● **Objective A**
In the records, swap "category-label" for "axis-category" and write out the part that opens with the first line of the records and closes with the line containing "bar [460,110,470,171]", leaving everything else unchanged.

═══ Text block ═══

Superman began his public life in the very first issue of Action Comics in June, 1938, but he was created by Mr. Siegel five years earlier in an amateur fan magazine as a villain with supernatural powers. A year later, according to Mr. Siegel who has perhaps embellished the story over the last dozen years, the idea of a superhero from another planet who came to earth as a baby, who could defy the laws of gravity, and who was committed to Justice and The American Way, came to him whole one night. The next day he talked his 18-year-old friend, Joe Shuster, into doing the drawings.

Mr. Siegel had created the archetypical fantasy hero out of ''The Mark of Zorro'' and ''The Scarlet Pimpernel,'' and the science fiction he had read avidly as a 12-year-old. He was also influenced by memories of Rudolph Valentino in ''The Eagle.'' He would never be so lucky again. Slam Bradley and Funnyman (who fought evil with weapons attached to his clown costume) and half a dozen other attempts would end in failure. Eventually he would have to sell his treasured early copies of Action Comics, today worth as much as $4,000 apiece, in order to buy food and pay the rent.

Mr. Shuster speaks of himself and Mr. Siegel as ''both the Clark Kent type.'' ''I had crushes on all the attractive girls in high school,'' adds Mr. Siegel. ''I kept thinking that if I had superpowers I'd bowl them over.'' As in ''The Scarlet Pimpernel,'' Superman had an alter ego, Clark Kent, a coward subject to fainting spells. Although a number of fictional heroes have secret identities, Superman was unique in that his heroic identity that was real. As Jules Feiffer, the cartoonist, has phrased it, ''The fellow with the eyeglasses and the acne and the walk girls laughed at didn't exist....his fake identity was our real one. That's why we loved him so. For if that wasn't really us, if there were no Clark Kents, only lots of glasses and cheap suits which, when removed, revealed all of us in our true identities -what a hell of an improved world it would have been!''

For two or three years, Superman was turned down by the newspaper syndicates. The supreme comic book character had to await the invention of original comic books in 1937. Detective Comics Inc. paid Mr. Siegel and Mr. Shuster $10 a page for their first 13-page story. They signed a release form selling the character to the publisher and split the check.

The dashing Zorro, personified in silent movies by Douglas Fairbanks, had been a progenitor of Superman. Oddly enough, nearly 40 years later, it was a poster of Zorro that led Ilya Salkind to seek the movie rights to Superman.

''I was walking down a street in Paris in 1974 and I saw a poster advertising Zorro,'' Mr. Salkind says. ''The next day out of the blue I said to my father, 'Let's do Superman.' ''

Where Mrs. Siegel dreams of opulent living, the Salkinds practice it. International entrepreneurs, they stay at the best hotels on three continents and have a fine skill for raising money in half a dozen languages. In 1974, Ilya Salkind, then 26, and his father, Alexander, had just finished their ''The Three Musketeers'' and ''The Four Musketeers'' and were weathering threatened court suits by Charlton Heston, Raquel Welch, and other of the movies' stars over their decision to cut a single movie into two films. Now they were looking around for something to do next.

═══

● **Objective B**
Check each statement against the Superman excerpt and answer yes or no, quoting the words that decide it. (i) Superman first appeared in Action Comics in June, 1938. (ii) Detective Comics Inc. paid Mr. Siegel and Mr. Shuster $25 a page for their first story. (iii) Ilya Salkind saw the Zorro poster while walking down a street in Rome.

═══ Material provided ═══

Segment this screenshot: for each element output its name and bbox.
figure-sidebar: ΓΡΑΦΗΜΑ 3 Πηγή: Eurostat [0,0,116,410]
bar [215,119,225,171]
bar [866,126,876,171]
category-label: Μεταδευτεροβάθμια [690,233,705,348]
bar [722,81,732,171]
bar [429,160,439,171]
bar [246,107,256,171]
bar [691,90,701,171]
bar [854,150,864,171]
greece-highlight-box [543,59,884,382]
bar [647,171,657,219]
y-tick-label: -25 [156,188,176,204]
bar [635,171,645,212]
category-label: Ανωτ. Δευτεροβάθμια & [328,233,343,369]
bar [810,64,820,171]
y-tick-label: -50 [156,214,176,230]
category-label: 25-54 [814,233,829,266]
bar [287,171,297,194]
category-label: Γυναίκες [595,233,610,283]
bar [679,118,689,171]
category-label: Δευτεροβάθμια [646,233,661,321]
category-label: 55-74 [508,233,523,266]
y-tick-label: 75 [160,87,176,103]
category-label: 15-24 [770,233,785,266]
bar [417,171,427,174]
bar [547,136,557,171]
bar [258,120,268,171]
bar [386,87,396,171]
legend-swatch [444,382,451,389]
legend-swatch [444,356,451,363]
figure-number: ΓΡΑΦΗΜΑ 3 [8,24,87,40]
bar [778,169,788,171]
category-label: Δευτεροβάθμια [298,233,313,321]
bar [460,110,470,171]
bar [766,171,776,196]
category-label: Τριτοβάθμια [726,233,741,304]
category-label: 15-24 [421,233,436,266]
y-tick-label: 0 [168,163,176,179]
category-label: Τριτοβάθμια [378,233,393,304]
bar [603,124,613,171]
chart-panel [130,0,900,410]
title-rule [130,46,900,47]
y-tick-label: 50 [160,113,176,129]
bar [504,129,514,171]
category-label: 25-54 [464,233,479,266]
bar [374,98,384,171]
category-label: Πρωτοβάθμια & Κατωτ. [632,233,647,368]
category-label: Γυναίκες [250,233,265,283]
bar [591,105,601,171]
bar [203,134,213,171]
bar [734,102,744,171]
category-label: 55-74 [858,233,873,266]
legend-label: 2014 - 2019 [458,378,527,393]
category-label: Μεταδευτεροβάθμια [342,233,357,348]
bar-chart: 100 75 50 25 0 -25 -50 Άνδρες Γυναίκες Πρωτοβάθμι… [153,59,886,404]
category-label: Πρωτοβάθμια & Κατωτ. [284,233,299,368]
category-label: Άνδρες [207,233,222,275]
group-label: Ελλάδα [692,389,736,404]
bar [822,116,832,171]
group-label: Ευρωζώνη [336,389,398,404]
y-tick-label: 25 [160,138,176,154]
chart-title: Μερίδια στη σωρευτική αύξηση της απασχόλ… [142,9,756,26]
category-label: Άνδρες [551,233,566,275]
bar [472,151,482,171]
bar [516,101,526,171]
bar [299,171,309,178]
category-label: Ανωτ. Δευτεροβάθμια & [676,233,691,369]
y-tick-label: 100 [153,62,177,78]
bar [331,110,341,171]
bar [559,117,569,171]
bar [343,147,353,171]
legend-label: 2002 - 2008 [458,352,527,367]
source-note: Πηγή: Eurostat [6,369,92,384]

═══

● **Solution A**
Segment this screenshot: for each element output its name and bbox.
figure-sidebar: ΓΡΑΦΗΜΑ 3 Πηγή: Eurostat [0,0,116,410]
bar [215,119,225,171]
bar [866,126,876,171]
axis-category: Μεταδευτεροβάθμια [690,233,705,348]
bar [722,81,732,171]
bar [429,160,439,171]
bar [246,107,256,171]
bar [691,90,701,171]
bar [854,150,864,171]
greece-highlight-box [543,59,884,382]
bar [647,171,657,219]
y-tick-label: -25 [156,188,176,204]
bar [635,171,645,212]
axis-category: Ανωτ. Δευτεροβάθμια & [328,233,343,369]
bar [810,64,820,171]
y-tick-label: -50 [156,214,176,230]
axis-category: 25-54 [814,233,829,266]
bar [287,171,297,194]
axis-category: Γυναίκες [595,233,610,283]
bar [679,118,689,171]
axis-category: Δευτεροβάθμια [646,233,661,321]
axis-category: 55-74 [508,233,523,266]
y-tick-label: 75 [160,87,176,103]
axis-category: 15-24 [770,233,785,266]
bar [417,171,427,174]
bar [547,136,557,171]
bar [258,120,268,171]
bar [386,87,396,171]
legend-swatch [444,382,451,389]
legend-swatch [444,356,451,363]
figure-number: ΓΡΑΦΗΜΑ 3 [8,24,87,40]
bar [778,169,788,171]
axis-category: Δευτεροβάθμια [298,233,313,321]
bar [460,110,470,171]

● **Solution B**
(i) Yes: "Superman began his public life in the very first issue of Action Comics in June, 1938"
(ii) No: "Detective Comics Inc. paid Mr. Siegel and Mr. Shuster $10 a page for their first 13-page story."
(iii) No: "I was walking down a street in Paris in 1974 and I saw a poster advertising Zorro"